Problem statement: Go through the entries below and print each one exactly, leaving out pictures.
++++++++
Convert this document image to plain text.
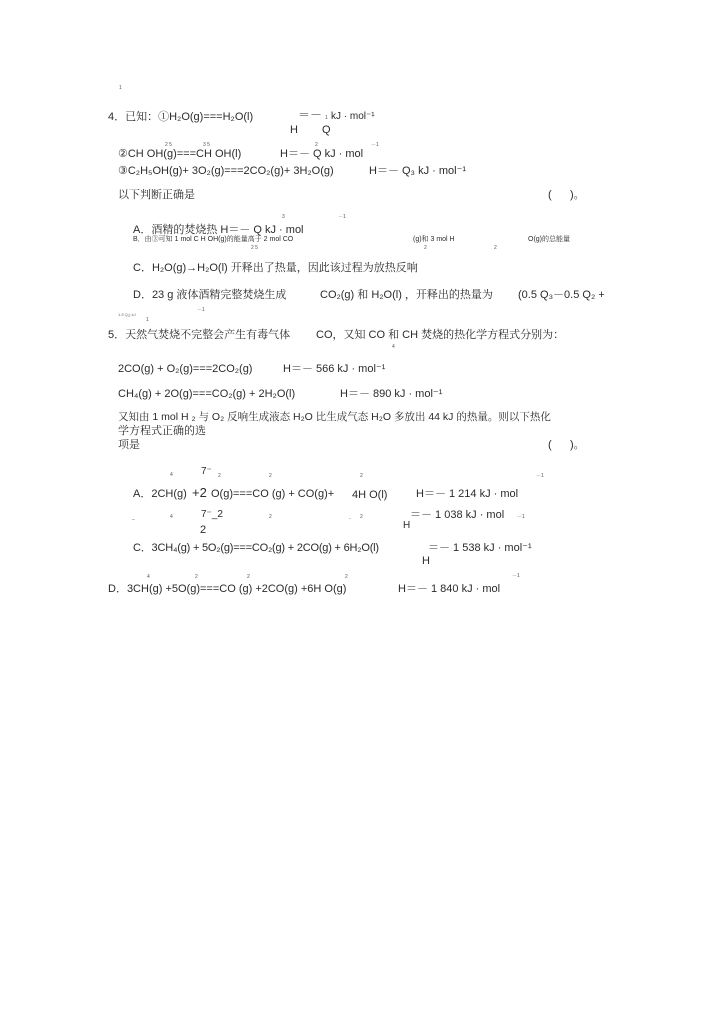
1
4．已知：①H₂O(g)===H₂O(l)	＝－ 1 kJ · mol⁻¹
H Q
2 5	3 5	2	－1
②CH OH(g)===CH OH(l)	H＝－ Q kJ · mol
③C₂H₅OH(g)+ 3O₂(g)===2CO₂(g)+ 3H₂O(g)	H＝－ Q₃ kJ · mol⁻¹
以下判断正确是	(      )。
3	－1
A．酒精的焚烧热 H＝－ Q kJ · mol
B．由③可知 1 mol C H OH(g)的能量高于 2 mol CO	(g)和 3 mol H	O(g)的总能量
2 5	2	2
C．H₂O(g)→H₂O(l) 开释出了热量，因此该过程为放热反响
D．23 g 液体酒精完整焚烧生成	CO₂(g) 和 H₂O(l) ，开释出的热量为 (0.5 Q₃－0.5 Q₂ +
－1
1.5 Q₁) kJ
1
5．天然气焚烧不完整会产生有毒气体 CO，又知 CO 和 CH 焚烧的热化学方程式分别为：
4
2CO(g) + O₂(g)===2CO₂(g)	H＝－ 566 kJ · mol⁻¹
CH₄(g) + 2O(g)===CO₂(g) + 2H₂O(l)	H＝－ 890 kJ · mol⁻¹
又知由 1 mol H ₂ 与 O₂ 反响生成液态 H₂O 比生成气态 H₂O 多放出 44 kJ 的热量。则以下热化
学方程式正确的选
项是	(      )。
4	7⁻ 2	2	2	－1
A．2CH(g) +2 O(g)===CO (g) + CO(g)+ 4H O(l)	H＝－ 1 214 kJ · mol
7⁻_2
_	4	2	- 2	＝－ 1 038 kJ · mol	－1
H
2
C．3CH₄(g) + 5O₂(g)===CO₂(g) + 2CO(g) + 6H₂O(l)	＝－ 1 538 kJ · mol⁻¹
H
4	2	2	2	－1
D．3CH(g) +5O(g)===CO (g) +2CO(g) +6H O(g)	H＝－ 1 840 kJ · mol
++++++++
Task result:
Convert this document image to plain text.
1
4．已知：①H₂O(g)===H₂O(l)	＝－ 1 kJ · mol⁻¹
H Q
2 5	3 5	2	－1
②CH OH(g)===CH OH(l)	H＝－ Q kJ · mol
③C₂H₅OH(g)+ 3O₂(g)===2CO₂(g)+ 3H₂O(g)	H＝－ Q₃ kJ · mol⁻¹
以下判断正确是	(      )。
3	－1
A．酒精的焚烧热 H＝－ Q kJ · mol
B．由③可知 1 mol C H OH(g)的能量高于 2 mol CO	(g)和 3 mol H	O(g)的总能量
2 5	2	2
C．H₂O(g)→H₂O(l) 开释出了热量，因此该过程为放热反响
D．23 g 液体酒精完整焚烧生成	CO₂(g) 和 H₂O(l) ，开释出的热量为 (0.5 Q₃－0.5 Q₂ +
－1
1.5 Q₁) kJ
1
5．天然气焚烧不完整会产生有毒气体 CO，又知 CO 和 CH 焚烧的热化学方程式分别为：
4
2CO(g) + O₂(g)===2CO₂(g)	H＝－ 566 kJ · mol⁻¹
CH₄(g) + 2O(g)===CO₂(g) + 2H₂O(l)	H＝－ 890 kJ · mol⁻¹
又知由 1 mol H ₂ 与 O₂ 反响生成液态 H₂O 比生成气态 H₂O 多放出 44 kJ 的热量。则以下热化
学方程式正确的选
项是	(      )。
4	7⁻ 2	2	2	－1
A．2CH(g) +2 O(g)===CO (g) + CO(g)+ 4H O(l)	H＝－ 1 214 kJ · mol
7⁻_2
_	4	2	- 2	＝－ 1 038 kJ · mol	－1
H
2
C．3CH₄(g) + 5O₂(g)===CO₂(g) + 2CO(g) + 6H₂O(l)	＝－ 1 538 kJ · mol⁻¹
H
4	2	2	2	－1
D．3CH(g) +5O(g)===CO (g) +2CO(g) +6H O(g)	H＝－ 1 840 kJ · mol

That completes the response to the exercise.